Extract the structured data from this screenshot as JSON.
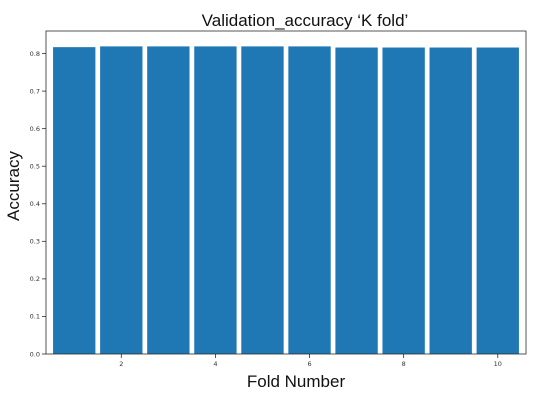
{
  "chart_data": {
    "type": "bar",
    "title": "Validation_accuracy ‘K fold’",
    "xlabel": "Fold Number",
    "ylabel": "Accuracy",
    "categories": [
      1,
      2,
      3,
      4,
      5,
      6,
      7,
      8,
      9,
      10
    ],
    "values": [
      0.817,
      0.819,
      0.819,
      0.819,
      0.819,
      0.819,
      0.816,
      0.816,
      0.816,
      0.816
    ],
    "xlim": [
      0.4,
      10.6
    ],
    "ylim": [
      0,
      0.86
    ],
    "xticks": [
      2,
      4,
      6,
      8,
      10
    ],
    "xtick_labels": [
      "2",
      "4",
      "6",
      "8",
      "10"
    ],
    "yticks": [
      0,
      0.1,
      0.2,
      0.3,
      0.4,
      0.5,
      0.6,
      0.7,
      0.8
    ],
    "ytick_labels": [
      "0.0",
      "0.1",
      "0.2",
      "0.3",
      "0.4",
      "0.5",
      "0.6",
      "0.7",
      "0.8"
    ],
    "bar_color": "#1f77b4",
    "grid": false,
    "legend": "none"
  }
}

### AIM OF THE EXERCISE
Will you restate every entry word for word and omit the images?

### COMPLETED EXERCISE
Extract the structured data from this screenshot as JSON.
{
  "chart_data": {
    "type": "bar",
    "title": "Validation_accuracy ‘K fold’",
    "xlabel": "Fold Number",
    "ylabel": "Accuracy",
    "categories": [
      1,
      2,
      3,
      4,
      5,
      6,
      7,
      8,
      9,
      10
    ],
    "values": [
      0.817,
      0.819,
      0.819,
      0.819,
      0.819,
      0.819,
      0.816,
      0.816,
      0.816,
      0.816
    ],
    "xlim": [
      0.4,
      10.6
    ],
    "ylim": [
      0,
      0.86
    ],
    "xticks": [
      2,
      4,
      6,
      8,
      10
    ],
    "xtick_labels": [
      "2",
      "4",
      "6",
      "8",
      "10"
    ],
    "yticks": [
      0,
      0.1,
      0.2,
      0.3,
      0.4,
      0.5,
      0.6,
      0.7,
      0.8
    ],
    "ytick_labels": [
      "0.0",
      "0.1",
      "0.2",
      "0.3",
      "0.4",
      "0.5",
      "0.6",
      "0.7",
      "0.8"
    ],
    "bar_color": "#1f77b4",
    "grid": false,
    "legend": "none"
  }
}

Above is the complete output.